TASK OBJECTIVE
Print out each record below, unaltered and complete, without its images.

RECORDS SUPPLIED
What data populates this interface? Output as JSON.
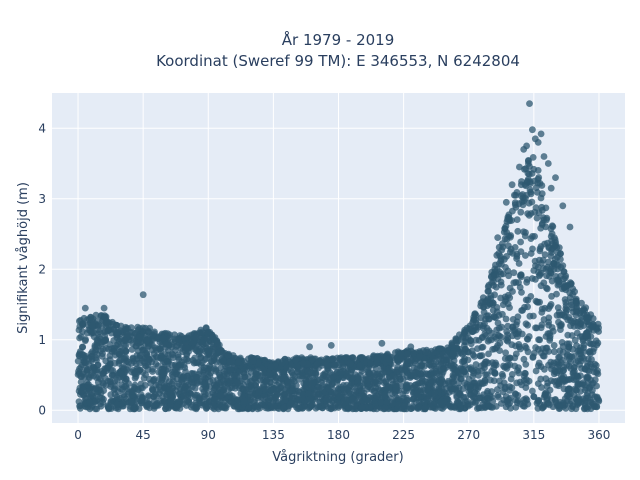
{
  "chart_data": {
    "type": "scatter",
    "title_line1": "År 1979 - 2019",
    "title_line2": "Koordinat (Sweref 99 TM): E 346553, N 6242804",
    "xlabel": "Vågriktning (grader)",
    "ylabel": "Signifikant våghöjd (m)",
    "xlim": [
      -18,
      378
    ],
    "ylim": [
      -0.18,
      4.5
    ],
    "xticks": [
      0,
      45,
      90,
      135,
      180,
      225,
      270,
      315,
      360
    ],
    "yticks": [
      0,
      1,
      2,
      3,
      4
    ],
    "grid": true,
    "legend": "none",
    "colors": {
      "marker": "#2e5870",
      "plot_bg": "#e5ecf6",
      "grid": "#ffffff",
      "text": "#2a3f5f"
    },
    "envelope": {
      "x": [
        0,
        10,
        20,
        30,
        45,
        60,
        75,
        90,
        100,
        110,
        120,
        135,
        150,
        165,
        180,
        195,
        210,
        225,
        240,
        255,
        265,
        275,
        285,
        295,
        305,
        315,
        325,
        335,
        345,
        355,
        360
      ],
      "y_max": [
        1.3,
        1.35,
        1.35,
        1.2,
        1.2,
        1.1,
        1.05,
        1.2,
        0.85,
        0.75,
        0.75,
        0.7,
        0.75,
        0.75,
        0.75,
        0.75,
        0.8,
        0.85,
        0.85,
        0.9,
        1.1,
        1.4,
        1.9,
        2.6,
        3.3,
        3.7,
        2.8,
        2.2,
        1.6,
        1.4,
        1.2
      ]
    },
    "outliers": {
      "x": [
        312,
        314,
        320,
        316,
        318,
        310,
        308,
        325,
        330,
        340,
        45,
        18,
        5,
        290,
        300,
        322,
        327,
        335,
        305,
        296,
        175,
        160,
        210,
        230
      ],
      "y": [
        4.35,
        3.98,
        3.92,
        3.85,
        3.8,
        3.75,
        3.7,
        3.5,
        3.3,
        2.6,
        1.64,
        1.45,
        1.45,
        2.45,
        3.2,
        3.6,
        3.15,
        2.9,
        3.45,
        2.95,
        0.92,
        0.9,
        0.95,
        0.9
      ]
    }
  }
}
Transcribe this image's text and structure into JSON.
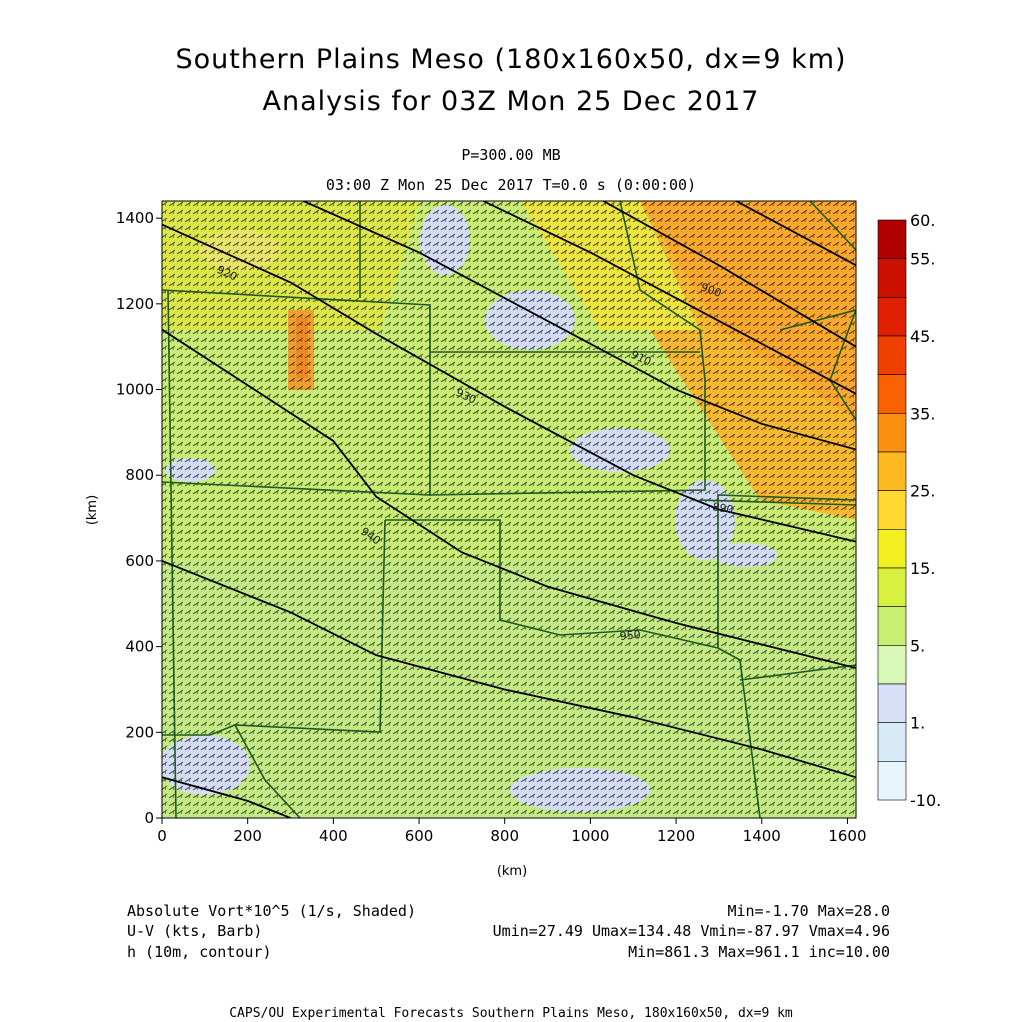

TASK RESPONSE
What data populates this interface? Output as JSON.
{
  "chart_data": {
    "type": "scatter",
    "title_line1": "År 1979 - 2019",
    "title_line2": "Koordinat (Sweref 99 TM): E 346553, N 6242804",
    "xlabel": "Vågriktning (grader)",
    "ylabel": "Signifikant våghöjd (m)",
    "xlim": [
      -18,
      378
    ],
    "ylim": [
      -0.18,
      4.5
    ],
    "xticks": [
      0,
      45,
      90,
      135,
      180,
      225,
      270,
      315,
      360
    ],
    "yticks": [
      0,
      1,
      2,
      3,
      4
    ],
    "grid": true,
    "legend": "none",
    "colors": {
      "marker": "#2e5870",
      "plot_bg": "#e5ecf6",
      "grid": "#ffffff",
      "text": "#2a3f5f"
    },
    "envelope": {
      "x": [
        0,
        10,
        20,
        30,
        45,
        60,
        75,
        90,
        100,
        110,
        120,
        135,
        150,
        165,
        180,
        195,
        210,
        225,
        240,
        255,
        265,
        275,
        285,
        295,
        305,
        315,
        325,
        335,
        345,
        355,
        360
      ],
      "y_max": [
        1.3,
        1.35,
        1.35,
        1.2,
        1.2,
        1.1,
        1.05,
        1.2,
        0.85,
        0.75,
        0.75,
        0.7,
        0.75,
        0.75,
        0.75,
        0.75,
        0.8,
        0.85,
        0.85,
        0.9,
        1.1,
        1.4,
        1.9,
        2.6,
        3.3,
        3.7,
        2.8,
        2.2,
        1.6,
        1.4,
        1.2
      ]
    },
    "outliers": {
      "x": [
        312,
        314,
        320,
        316,
        318,
        310,
        308,
        325,
        330,
        340,
        45,
        18,
        5,
        290,
        300,
        322,
        327,
        335,
        305,
        296,
        175,
        160,
        210,
        230
      ],
      "y": [
        4.35,
        3.98,
        3.92,
        3.85,
        3.8,
        3.75,
        3.7,
        3.5,
        3.3,
        2.6,
        1.64,
        1.45,
        1.45,
        2.45,
        3.2,
        3.6,
        3.15,
        2.9,
        3.45,
        2.95,
        0.92,
        0.9,
        0.95,
        0.9
      ]
    }
  }
}
Transcribe this image's text and structure into JSON.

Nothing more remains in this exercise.